## THE EXERCISE:
Render every line of the listing below as a numbered list, leaving out any blank lines.

** Start **

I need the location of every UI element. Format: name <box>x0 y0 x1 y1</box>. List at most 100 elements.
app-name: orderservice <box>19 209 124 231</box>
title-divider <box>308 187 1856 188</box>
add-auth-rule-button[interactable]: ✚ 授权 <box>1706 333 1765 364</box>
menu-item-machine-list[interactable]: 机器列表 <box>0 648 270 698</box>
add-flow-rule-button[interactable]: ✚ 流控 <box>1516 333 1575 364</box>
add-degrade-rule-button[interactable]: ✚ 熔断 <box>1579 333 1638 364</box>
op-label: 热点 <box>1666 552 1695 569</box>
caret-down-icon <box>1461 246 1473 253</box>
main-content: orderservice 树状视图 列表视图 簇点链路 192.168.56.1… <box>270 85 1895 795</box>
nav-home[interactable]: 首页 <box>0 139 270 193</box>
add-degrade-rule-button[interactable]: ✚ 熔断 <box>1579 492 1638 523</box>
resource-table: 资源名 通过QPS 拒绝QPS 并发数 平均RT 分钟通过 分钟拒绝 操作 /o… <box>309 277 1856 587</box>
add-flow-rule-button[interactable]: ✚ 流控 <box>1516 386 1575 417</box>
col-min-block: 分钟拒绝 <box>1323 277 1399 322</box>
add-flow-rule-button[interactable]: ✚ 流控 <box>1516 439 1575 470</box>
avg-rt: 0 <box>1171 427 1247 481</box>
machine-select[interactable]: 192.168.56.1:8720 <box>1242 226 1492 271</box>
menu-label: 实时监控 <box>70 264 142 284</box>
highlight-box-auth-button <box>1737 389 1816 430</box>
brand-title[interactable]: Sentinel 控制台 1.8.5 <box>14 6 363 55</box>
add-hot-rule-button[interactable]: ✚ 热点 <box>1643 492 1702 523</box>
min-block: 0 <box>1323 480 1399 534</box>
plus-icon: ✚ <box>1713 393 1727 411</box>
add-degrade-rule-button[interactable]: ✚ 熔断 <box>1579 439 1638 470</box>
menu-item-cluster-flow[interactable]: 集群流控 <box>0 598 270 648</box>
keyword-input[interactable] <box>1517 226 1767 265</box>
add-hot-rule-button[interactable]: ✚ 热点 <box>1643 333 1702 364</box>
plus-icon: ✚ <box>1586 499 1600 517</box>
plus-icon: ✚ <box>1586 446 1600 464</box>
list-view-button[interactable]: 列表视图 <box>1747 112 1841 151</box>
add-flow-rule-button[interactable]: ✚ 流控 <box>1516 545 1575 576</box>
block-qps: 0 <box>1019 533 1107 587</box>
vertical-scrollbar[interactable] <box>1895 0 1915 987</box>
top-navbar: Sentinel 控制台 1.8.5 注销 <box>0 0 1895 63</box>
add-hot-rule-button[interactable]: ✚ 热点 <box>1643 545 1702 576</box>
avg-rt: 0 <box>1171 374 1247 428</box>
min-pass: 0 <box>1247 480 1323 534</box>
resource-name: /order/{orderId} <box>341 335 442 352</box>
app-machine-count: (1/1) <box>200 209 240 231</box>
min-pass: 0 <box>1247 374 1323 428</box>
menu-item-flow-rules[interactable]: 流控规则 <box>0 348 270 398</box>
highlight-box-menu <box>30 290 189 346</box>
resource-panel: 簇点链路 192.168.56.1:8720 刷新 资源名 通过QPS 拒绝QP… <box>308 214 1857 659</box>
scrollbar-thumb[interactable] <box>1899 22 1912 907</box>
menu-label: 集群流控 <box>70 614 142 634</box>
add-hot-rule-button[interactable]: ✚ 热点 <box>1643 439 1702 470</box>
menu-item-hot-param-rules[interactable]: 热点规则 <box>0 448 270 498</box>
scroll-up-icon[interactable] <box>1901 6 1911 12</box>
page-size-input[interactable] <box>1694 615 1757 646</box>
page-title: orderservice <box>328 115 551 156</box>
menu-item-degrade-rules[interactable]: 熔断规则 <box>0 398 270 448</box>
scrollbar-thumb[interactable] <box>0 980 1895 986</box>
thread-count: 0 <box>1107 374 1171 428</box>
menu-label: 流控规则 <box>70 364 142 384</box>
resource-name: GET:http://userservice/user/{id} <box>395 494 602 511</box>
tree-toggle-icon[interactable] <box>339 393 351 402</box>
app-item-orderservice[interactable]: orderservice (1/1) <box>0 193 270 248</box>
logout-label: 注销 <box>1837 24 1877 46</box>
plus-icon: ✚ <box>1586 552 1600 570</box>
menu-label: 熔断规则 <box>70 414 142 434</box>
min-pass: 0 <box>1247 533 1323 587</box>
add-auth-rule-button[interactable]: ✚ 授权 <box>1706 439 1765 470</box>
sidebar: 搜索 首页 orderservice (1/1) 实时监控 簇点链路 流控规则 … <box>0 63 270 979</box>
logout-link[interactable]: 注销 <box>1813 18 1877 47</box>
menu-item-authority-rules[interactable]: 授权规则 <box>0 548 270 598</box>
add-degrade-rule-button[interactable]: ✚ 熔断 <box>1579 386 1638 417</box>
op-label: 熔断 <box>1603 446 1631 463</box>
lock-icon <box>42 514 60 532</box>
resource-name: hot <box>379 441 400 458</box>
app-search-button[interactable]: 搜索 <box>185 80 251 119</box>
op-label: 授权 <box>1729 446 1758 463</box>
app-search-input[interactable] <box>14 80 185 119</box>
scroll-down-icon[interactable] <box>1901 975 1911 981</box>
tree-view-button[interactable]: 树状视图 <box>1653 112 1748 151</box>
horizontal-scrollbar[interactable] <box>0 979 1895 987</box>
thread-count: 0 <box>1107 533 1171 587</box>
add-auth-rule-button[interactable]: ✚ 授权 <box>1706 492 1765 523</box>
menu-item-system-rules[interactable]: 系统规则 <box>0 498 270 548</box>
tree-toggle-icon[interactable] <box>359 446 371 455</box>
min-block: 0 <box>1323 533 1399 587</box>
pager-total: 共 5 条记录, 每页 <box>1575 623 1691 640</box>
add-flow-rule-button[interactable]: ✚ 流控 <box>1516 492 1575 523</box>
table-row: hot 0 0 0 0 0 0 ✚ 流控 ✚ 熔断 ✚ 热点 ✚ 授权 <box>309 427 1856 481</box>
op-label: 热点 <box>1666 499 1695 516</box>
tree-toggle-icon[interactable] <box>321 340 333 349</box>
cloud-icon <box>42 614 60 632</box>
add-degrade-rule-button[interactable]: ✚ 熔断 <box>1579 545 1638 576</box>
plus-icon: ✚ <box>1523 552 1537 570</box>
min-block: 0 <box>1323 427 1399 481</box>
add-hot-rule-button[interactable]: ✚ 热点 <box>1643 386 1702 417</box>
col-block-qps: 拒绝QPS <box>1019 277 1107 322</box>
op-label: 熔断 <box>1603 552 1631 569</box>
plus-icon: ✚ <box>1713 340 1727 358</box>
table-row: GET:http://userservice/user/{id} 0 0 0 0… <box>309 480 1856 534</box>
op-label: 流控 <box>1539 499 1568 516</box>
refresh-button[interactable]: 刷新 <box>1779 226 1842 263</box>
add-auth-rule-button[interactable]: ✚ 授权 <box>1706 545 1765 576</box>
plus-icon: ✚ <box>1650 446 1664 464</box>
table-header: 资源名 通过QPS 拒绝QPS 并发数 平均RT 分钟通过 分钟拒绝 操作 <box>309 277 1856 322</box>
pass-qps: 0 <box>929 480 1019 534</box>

** End **

## WRITTEN ANSWER:
1. I need the location of every UI element. Format: name <box>x0 y0 x1 y1</box>. List at most 100 elements.
2. app-name: orderservice <box>19 209 124 231</box>
3. title-divider <box>308 187 1856 188</box>
4. add-auth-rule-button[interactable]: ✚ 授权 <box>1706 333 1765 364</box>
5. menu-item-machine-list[interactable]: 机器列表 <box>0 648 270 698</box>
6. add-flow-rule-button[interactable]: ✚ 流控 <box>1516 333 1575 364</box>
7. add-degrade-rule-button[interactable]: ✚ 熔断 <box>1579 333 1638 364</box>
8. op-label: 热点 <box>1666 552 1695 569</box>
9. caret-down-icon <box>1461 246 1473 253</box>
10. main-content: orderservice 树状视图 列表视图 簇点链路 192.168.56.1… <box>270 85 1895 795</box>
11. nav-home[interactable]: 首页 <box>0 139 270 193</box>
12. add-degrade-rule-button[interactable]: ✚ 熔断 <box>1579 492 1638 523</box>
13. resource-table: 资源名 通过QPS 拒绝QPS 并发数 平均RT 分钟通过 分钟拒绝 操作 /o… <box>309 277 1856 587</box>
14. add-flow-rule-button[interactable]: ✚ 流控 <box>1516 386 1575 417</box>
15. col-min-block: 分钟拒绝 <box>1323 277 1399 322</box>
16. add-flow-rule-button[interactable]: ✚ 流控 <box>1516 439 1575 470</box>
17. avg-rt: 0 <box>1171 427 1247 481</box>
18. machine-select[interactable]: 192.168.56.1:8720 <box>1242 226 1492 271</box>
19. menu-label: 实时监控 <box>70 264 142 284</box>
20. highlight-box-auth-button <box>1737 389 1816 430</box>
21. brand-title[interactable]: Sentinel 控制台 1.8.5 <box>14 6 363 55</box>
22. add-hot-rule-button[interactable]: ✚ 热点 <box>1643 492 1702 523</box>
23. min-block: 0 <box>1323 480 1399 534</box>
24. plus-icon: ✚ <box>1713 393 1727 411</box>
25. add-degrade-rule-button[interactable]: ✚ 熔断 <box>1579 439 1638 470</box>
26. menu-item-cluster-flow[interactable]: 集群流控 <box>0 598 270 648</box>
27. keyword-input[interactable] <box>1517 226 1767 265</box>
28. add-hot-rule-button[interactable]: ✚ 热点 <box>1643 333 1702 364</box>
29. plus-icon: ✚ <box>1586 499 1600 517</box>
30. plus-icon: ✚ <box>1586 446 1600 464</box>
31. list-view-button[interactable]: 列表视图 <box>1747 112 1841 151</box>
32. add-flow-rule-button[interactable]: ✚ 流控 <box>1516 545 1575 576</box>
33. block-qps: 0 <box>1019 533 1107 587</box>
34. vertical-scrollbar[interactable] <box>1895 0 1915 987</box>
35. top-navbar: Sentinel 控制台 1.8.5 注销 <box>0 0 1895 63</box>
36. add-hot-rule-button[interactable]: ✚ 热点 <box>1643 545 1702 576</box>
37. avg-rt: 0 <box>1171 374 1247 428</box>
38. min-pass: 0 <box>1247 480 1323 534</box>
39. resource-name: /order/{orderId} <box>341 335 442 352</box>
40. app-machine-count: (1/1) <box>200 209 240 231</box>
41. min-pass: 0 <box>1247 374 1323 428</box>
42. menu-item-flow-rules[interactable]: 流控规则 <box>0 348 270 398</box>
43. highlight-box-menu <box>30 290 189 346</box>
44. resource-panel: 簇点链路 192.168.56.1:8720 刷新 资源名 通过QPS 拒绝QP… <box>308 214 1857 659</box>
45. scrollbar-thumb[interactable] <box>1899 22 1912 907</box>
46. menu-label: 集群流控 <box>70 614 142 634</box>
47. add-hot-rule-button[interactable]: ✚ 热点 <box>1643 439 1702 470</box>
48. menu-item-hot-param-rules[interactable]: 热点规则 <box>0 448 270 498</box>
49. scroll-up-icon[interactable] <box>1901 6 1911 12</box>
50. page-size-input[interactable] <box>1694 615 1757 646</box>
51. page-title: orderservice <box>328 115 551 156</box>
52. menu-item-degrade-rules[interactable]: 熔断规则 <box>0 398 270 448</box>
53. scrollbar-thumb[interactable] <box>0 980 1895 986</box>
54. thread-count: 0 <box>1107 374 1171 428</box>
55. menu-label: 流控规则 <box>70 364 142 384</box>
56. resource-name: GET:http://userservice/user/{id} <box>395 494 602 511</box>
57. tree-toggle-icon[interactable] <box>339 393 351 402</box>
58. app-item-orderservice[interactable]: orderservice (1/1) <box>0 193 270 248</box>
59. logout-label: 注销 <box>1837 24 1877 46</box>
60. plus-icon: ✚ <box>1586 552 1600 570</box>
61. menu-label: 熔断规则 <box>70 414 142 434</box>
62. min-pass: 0 <box>1247 533 1323 587</box>
63. add-auth-rule-button[interactable]: ✚ 授权 <box>1706 439 1765 470</box>
64. sidebar: 搜索 首页 orderservice (1/1) 实时监控 簇点链路 流控规则 … <box>0 63 270 979</box>
65. logout-link[interactable]: 注销 <box>1813 18 1877 47</box>
66. menu-item-authority-rules[interactable]: 授权规则 <box>0 548 270 598</box>
67. add-degrade-rule-button[interactable]: ✚ 熔断 <box>1579 386 1638 417</box>
68. op-label: 熔断 <box>1603 446 1631 463</box>
69. lock-icon <box>42 514 60 532</box>
70. resource-name: hot <box>379 441 400 458</box>
71. app-search-button[interactable]: 搜索 <box>185 80 251 119</box>
72. op-label: 授权 <box>1729 446 1758 463</box>
73. app-search-input[interactable] <box>14 80 185 119</box>
74. scroll-down-icon[interactable] <box>1901 975 1911 981</box>
75. tree-view-button[interactable]: 树状视图 <box>1653 112 1748 151</box>
76. horizontal-scrollbar[interactable] <box>0 979 1895 987</box>
77. thread-count: 0 <box>1107 533 1171 587</box>
78. add-auth-rule-button[interactable]: ✚ 授权 <box>1706 492 1765 523</box>
79. menu-item-system-rules[interactable]: 系统规则 <box>0 498 270 548</box>
80. tree-toggle-icon[interactable] <box>359 446 371 455</box>
81. min-block: 0 <box>1323 533 1399 587</box>
82. pager-total: 共 5 条记录, 每页 <box>1575 623 1691 640</box>
83. add-flow-rule-button[interactable]: ✚ 流控 <box>1516 492 1575 523</box>
84. table-row: hot 0 0 0 0 0 0 ✚ 流控 ✚ 熔断 ✚ 热点 ✚ 授权 <box>309 427 1856 481</box>
85. op-label: 热点 <box>1666 499 1695 516</box>
86. tree-toggle-icon[interactable] <box>321 340 333 349</box>
87. cloud-icon <box>42 614 60 632</box>
88. add-degrade-rule-button[interactable]: ✚ 熔断 <box>1579 545 1638 576</box>
89. plus-icon: ✚ <box>1523 552 1537 570</box>
90. min-block: 0 <box>1323 427 1399 481</box>
91. add-hot-rule-button[interactable]: ✚ 热点 <box>1643 386 1702 417</box>
92. col-block-qps: 拒绝QPS <box>1019 277 1107 322</box>
93. op-label: 熔断 <box>1603 552 1631 569</box>
94. plus-icon: ✚ <box>1713 340 1727 358</box>
95. table-row: GET:http://userservice/user/{id} 0 0 0 0… <box>309 480 1856 534</box>
96. op-label: 流控 <box>1539 499 1568 516</box>
97. refresh-button[interactable]: 刷新 <box>1779 226 1842 263</box>
98. add-auth-rule-button[interactable]: ✚ 授权 <box>1706 545 1765 576</box>
99. plus-icon: ✚ <box>1650 446 1664 464</box>
100. table-header: 资源名 通过QPS 拒绝QPS 并发数 平均RT 分钟通过 分钟拒绝 操作 <box>309 277 1856 322</box>
101. pass-qps: 0 <box>929 480 1019 534</box>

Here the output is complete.